==== Records
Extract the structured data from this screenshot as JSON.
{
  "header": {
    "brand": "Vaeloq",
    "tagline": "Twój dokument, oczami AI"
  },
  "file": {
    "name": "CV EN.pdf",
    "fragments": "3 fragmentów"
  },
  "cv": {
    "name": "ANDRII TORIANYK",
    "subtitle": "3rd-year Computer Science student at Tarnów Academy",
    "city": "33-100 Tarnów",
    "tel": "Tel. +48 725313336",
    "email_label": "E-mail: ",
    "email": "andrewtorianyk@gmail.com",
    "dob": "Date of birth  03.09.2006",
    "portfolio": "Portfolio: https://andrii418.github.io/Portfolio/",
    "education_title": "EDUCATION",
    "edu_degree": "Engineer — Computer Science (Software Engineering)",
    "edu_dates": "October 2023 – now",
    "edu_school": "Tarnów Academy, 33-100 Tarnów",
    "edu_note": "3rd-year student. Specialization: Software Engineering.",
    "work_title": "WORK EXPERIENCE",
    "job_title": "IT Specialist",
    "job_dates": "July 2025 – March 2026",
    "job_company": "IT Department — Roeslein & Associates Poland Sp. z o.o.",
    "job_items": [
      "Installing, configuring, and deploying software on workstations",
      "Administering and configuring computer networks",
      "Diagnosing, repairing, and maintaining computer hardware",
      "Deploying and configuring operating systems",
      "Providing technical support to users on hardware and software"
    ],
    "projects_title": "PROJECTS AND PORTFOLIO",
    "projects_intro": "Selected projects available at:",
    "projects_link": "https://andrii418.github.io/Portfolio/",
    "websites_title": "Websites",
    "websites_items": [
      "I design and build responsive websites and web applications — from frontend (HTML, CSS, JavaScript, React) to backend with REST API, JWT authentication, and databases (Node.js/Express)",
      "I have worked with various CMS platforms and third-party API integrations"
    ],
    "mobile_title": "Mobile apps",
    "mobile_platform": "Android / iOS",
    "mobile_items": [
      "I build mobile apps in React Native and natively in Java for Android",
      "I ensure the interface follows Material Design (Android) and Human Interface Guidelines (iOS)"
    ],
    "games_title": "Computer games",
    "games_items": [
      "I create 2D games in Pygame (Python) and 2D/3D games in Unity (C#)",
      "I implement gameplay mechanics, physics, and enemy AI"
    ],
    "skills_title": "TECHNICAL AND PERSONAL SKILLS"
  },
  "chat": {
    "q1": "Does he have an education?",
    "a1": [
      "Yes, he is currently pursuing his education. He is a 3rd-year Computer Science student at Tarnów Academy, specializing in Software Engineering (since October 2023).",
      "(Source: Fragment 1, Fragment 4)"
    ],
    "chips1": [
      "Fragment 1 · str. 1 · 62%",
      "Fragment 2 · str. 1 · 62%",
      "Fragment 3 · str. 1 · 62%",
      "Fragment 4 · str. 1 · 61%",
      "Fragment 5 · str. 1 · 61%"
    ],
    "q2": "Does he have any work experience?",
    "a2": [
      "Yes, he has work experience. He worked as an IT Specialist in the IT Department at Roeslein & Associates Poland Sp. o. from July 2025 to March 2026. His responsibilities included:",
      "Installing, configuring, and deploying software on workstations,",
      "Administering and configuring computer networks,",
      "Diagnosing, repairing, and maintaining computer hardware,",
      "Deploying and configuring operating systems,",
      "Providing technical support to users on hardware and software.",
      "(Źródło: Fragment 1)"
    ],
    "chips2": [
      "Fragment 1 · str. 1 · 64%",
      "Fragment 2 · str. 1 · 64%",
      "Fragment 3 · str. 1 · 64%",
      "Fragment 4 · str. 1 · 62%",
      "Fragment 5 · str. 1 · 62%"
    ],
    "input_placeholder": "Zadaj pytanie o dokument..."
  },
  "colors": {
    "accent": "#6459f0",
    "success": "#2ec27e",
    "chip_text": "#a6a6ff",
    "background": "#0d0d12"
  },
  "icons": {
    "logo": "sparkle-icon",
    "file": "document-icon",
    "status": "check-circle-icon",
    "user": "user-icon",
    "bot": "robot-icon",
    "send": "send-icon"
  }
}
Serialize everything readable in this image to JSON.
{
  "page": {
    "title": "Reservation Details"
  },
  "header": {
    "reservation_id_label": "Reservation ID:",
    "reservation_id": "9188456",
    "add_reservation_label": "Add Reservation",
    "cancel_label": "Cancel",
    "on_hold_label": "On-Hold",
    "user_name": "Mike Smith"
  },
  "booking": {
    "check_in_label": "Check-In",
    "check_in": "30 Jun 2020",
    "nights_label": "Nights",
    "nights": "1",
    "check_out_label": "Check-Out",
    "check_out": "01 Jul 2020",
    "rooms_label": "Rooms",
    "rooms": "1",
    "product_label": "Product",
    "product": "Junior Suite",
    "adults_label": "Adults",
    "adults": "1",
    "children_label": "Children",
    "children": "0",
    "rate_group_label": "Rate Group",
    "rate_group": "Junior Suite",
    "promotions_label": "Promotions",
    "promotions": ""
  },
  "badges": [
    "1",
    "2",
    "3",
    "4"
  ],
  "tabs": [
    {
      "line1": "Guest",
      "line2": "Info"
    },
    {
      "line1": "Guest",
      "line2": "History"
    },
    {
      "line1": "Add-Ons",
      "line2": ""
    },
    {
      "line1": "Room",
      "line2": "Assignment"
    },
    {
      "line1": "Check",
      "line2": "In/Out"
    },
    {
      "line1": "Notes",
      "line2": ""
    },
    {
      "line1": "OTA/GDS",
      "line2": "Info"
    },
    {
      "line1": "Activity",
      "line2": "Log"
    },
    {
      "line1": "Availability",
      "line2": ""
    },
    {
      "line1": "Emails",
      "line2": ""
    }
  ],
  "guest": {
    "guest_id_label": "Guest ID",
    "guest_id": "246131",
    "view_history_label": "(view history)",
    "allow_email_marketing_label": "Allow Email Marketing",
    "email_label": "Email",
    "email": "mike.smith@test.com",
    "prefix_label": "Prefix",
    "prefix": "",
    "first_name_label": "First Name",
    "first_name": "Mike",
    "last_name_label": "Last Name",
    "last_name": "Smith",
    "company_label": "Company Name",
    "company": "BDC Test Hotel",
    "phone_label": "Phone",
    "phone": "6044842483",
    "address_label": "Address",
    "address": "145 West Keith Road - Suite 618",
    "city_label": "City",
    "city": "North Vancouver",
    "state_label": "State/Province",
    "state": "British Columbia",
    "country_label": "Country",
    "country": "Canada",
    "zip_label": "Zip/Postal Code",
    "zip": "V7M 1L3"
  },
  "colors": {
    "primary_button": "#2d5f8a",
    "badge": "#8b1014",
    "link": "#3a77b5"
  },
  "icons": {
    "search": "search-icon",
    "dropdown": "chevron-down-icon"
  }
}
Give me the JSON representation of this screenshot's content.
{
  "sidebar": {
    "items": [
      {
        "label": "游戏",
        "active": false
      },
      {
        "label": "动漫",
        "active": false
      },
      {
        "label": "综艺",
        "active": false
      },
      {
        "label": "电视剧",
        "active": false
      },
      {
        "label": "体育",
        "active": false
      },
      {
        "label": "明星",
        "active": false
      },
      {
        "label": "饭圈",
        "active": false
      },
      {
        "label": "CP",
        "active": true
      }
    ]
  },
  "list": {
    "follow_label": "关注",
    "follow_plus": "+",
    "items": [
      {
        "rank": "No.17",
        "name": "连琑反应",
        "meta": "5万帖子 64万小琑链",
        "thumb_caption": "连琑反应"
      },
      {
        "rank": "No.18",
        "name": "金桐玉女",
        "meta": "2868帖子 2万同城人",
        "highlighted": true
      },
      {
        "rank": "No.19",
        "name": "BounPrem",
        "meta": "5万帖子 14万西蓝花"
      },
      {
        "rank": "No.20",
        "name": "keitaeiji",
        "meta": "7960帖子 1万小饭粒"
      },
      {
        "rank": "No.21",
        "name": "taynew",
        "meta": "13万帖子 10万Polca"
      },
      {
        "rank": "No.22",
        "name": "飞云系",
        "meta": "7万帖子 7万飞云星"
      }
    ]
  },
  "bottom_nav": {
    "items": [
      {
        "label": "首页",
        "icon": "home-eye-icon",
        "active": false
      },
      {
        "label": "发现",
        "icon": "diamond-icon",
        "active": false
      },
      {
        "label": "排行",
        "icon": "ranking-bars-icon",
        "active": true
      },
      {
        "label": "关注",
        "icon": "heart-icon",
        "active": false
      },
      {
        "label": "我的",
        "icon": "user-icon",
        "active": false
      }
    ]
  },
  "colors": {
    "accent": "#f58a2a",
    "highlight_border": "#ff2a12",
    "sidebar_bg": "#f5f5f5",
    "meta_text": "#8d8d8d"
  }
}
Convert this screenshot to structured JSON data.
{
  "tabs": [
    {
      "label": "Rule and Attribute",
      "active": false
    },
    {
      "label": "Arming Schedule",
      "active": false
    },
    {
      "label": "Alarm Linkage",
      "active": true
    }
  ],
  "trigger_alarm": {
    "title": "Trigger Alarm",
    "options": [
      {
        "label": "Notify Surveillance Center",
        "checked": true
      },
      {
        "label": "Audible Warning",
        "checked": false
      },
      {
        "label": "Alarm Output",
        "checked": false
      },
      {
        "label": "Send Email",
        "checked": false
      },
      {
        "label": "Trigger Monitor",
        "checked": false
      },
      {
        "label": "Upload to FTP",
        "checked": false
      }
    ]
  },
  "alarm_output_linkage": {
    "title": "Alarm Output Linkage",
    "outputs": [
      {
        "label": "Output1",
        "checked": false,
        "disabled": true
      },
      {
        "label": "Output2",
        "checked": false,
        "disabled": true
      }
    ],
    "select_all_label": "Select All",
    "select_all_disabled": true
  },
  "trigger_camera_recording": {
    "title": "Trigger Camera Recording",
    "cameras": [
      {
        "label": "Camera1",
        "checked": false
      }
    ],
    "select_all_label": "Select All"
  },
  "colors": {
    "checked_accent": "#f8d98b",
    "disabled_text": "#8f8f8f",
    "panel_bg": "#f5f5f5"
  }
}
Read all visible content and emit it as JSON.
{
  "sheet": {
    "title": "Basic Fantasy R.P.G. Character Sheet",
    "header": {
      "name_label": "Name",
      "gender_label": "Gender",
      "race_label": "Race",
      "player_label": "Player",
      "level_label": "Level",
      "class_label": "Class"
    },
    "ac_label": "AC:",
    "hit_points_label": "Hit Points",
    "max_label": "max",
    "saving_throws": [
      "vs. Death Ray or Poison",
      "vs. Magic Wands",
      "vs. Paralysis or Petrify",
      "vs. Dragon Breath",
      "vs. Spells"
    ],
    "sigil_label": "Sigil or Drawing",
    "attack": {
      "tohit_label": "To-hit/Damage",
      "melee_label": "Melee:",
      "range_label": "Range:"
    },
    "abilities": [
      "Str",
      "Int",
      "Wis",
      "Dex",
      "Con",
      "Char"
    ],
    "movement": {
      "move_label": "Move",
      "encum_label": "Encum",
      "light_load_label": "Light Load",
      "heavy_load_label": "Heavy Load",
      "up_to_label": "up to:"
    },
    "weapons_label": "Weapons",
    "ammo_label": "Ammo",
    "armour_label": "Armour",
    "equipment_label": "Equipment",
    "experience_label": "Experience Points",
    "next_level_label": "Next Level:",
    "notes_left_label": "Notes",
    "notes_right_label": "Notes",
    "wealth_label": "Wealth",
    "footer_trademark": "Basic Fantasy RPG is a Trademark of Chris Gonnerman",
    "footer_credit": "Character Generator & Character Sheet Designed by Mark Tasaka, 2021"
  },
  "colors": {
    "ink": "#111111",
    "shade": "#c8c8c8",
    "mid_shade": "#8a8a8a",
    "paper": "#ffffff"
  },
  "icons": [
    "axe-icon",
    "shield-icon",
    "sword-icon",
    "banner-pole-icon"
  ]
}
========
**The problem**
Find the lines above holding the word "have" and show them.

**Answer for this exercise**
      "I have worked with various CMS platforms and third-party API integrations"
    "q1": "Does he have an education?",
    "q2": "Does he have any work experience?",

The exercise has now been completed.